Dataset rows:
———

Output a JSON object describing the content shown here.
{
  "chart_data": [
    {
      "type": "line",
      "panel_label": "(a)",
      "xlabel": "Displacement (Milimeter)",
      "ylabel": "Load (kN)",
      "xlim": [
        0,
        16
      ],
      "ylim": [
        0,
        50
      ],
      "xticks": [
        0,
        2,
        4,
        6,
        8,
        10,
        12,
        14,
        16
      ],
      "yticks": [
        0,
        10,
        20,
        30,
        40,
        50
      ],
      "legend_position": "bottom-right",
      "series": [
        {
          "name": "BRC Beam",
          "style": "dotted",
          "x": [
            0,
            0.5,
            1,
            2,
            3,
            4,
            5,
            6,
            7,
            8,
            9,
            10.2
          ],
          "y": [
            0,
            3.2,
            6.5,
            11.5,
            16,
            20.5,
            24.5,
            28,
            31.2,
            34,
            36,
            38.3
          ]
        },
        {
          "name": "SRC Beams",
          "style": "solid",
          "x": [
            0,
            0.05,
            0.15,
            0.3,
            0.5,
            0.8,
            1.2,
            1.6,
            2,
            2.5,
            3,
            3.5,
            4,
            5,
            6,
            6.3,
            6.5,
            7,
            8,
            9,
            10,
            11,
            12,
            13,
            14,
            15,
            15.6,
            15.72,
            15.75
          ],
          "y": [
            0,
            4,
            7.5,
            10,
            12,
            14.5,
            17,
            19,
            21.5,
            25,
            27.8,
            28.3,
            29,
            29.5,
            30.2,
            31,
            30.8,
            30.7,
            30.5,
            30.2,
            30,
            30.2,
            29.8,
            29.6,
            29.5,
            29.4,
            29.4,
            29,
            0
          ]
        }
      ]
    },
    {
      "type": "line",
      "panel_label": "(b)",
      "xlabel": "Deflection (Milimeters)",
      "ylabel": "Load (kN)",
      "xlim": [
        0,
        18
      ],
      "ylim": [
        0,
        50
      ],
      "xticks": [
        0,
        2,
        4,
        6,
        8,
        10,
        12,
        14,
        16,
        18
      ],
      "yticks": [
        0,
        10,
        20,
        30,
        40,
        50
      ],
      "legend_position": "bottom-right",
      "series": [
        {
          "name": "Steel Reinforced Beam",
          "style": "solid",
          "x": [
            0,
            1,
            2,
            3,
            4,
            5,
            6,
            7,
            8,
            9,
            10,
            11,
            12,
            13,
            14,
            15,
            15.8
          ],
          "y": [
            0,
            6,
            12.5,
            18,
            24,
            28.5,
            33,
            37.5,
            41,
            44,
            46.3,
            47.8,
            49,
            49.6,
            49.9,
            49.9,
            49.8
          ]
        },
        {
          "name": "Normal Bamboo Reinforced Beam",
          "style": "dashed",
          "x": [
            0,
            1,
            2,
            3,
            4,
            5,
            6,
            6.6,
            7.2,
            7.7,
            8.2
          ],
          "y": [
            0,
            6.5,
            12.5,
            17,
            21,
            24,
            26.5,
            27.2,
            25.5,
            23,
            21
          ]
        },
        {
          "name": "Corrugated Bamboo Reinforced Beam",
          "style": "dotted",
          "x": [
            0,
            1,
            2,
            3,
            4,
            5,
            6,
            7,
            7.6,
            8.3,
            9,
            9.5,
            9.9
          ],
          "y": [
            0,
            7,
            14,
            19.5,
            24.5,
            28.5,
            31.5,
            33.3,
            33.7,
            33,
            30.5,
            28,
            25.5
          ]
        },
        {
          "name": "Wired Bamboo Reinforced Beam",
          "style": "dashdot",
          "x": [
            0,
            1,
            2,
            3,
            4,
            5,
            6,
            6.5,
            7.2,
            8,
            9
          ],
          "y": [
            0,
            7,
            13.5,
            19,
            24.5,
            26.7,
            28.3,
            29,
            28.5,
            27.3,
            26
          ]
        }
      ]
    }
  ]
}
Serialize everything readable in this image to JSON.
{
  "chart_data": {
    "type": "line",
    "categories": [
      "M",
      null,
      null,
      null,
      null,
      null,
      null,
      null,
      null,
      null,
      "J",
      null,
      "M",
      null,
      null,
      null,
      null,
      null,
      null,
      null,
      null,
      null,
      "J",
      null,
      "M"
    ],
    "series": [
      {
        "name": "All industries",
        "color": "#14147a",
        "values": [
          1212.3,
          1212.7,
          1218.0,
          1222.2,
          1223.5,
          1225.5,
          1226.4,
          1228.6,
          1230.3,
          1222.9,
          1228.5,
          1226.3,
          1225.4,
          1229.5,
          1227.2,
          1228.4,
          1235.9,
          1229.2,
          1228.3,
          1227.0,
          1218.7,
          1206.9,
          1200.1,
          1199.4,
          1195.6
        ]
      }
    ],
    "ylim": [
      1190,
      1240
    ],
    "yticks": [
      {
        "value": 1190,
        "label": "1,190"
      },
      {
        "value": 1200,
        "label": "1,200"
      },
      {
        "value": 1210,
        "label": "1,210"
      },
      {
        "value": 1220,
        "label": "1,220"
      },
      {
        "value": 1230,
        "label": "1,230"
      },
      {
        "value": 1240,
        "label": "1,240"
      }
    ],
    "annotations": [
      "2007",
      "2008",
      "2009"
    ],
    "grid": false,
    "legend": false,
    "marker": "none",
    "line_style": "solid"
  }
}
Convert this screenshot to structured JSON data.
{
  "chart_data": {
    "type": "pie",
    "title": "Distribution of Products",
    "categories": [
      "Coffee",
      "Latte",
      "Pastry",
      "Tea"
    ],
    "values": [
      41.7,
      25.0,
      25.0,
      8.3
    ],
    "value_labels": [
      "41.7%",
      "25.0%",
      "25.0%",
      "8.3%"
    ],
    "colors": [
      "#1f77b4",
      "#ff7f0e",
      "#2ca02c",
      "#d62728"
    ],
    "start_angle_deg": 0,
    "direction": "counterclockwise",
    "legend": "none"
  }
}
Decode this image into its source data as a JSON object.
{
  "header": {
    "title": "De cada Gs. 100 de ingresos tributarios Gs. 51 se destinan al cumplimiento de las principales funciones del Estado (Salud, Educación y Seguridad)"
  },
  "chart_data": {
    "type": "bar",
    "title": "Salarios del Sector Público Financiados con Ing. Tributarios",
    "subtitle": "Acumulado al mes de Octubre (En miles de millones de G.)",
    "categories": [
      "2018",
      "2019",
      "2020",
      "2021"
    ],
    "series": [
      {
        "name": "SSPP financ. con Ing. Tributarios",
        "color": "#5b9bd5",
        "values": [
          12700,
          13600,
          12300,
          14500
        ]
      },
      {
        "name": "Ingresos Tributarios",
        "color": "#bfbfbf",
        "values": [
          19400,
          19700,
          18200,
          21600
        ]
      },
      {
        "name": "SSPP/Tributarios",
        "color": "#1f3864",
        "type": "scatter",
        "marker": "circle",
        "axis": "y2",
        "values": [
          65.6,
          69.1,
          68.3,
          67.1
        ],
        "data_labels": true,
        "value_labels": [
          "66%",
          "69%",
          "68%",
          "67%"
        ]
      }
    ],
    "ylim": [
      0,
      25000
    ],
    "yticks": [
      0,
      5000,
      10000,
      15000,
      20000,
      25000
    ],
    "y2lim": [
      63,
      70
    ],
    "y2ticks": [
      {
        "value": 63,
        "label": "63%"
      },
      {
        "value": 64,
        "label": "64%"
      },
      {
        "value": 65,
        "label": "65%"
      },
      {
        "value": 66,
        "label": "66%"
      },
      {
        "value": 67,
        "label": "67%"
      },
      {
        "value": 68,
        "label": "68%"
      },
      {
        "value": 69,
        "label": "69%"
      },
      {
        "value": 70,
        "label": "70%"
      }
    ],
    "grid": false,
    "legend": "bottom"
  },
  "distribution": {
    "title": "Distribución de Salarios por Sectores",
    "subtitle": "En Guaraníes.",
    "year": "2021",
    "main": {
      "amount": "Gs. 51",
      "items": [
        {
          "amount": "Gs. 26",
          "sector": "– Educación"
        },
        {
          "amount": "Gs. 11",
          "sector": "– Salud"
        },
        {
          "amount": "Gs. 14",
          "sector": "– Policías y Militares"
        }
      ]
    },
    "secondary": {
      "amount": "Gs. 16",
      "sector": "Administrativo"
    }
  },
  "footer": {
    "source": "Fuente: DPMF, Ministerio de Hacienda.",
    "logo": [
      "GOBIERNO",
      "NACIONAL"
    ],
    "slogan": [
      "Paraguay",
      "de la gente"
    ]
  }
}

———

→ Work required:
Give the count of lines in the data above that hold the string "subtitle", with no additional words.

→ Final result:
2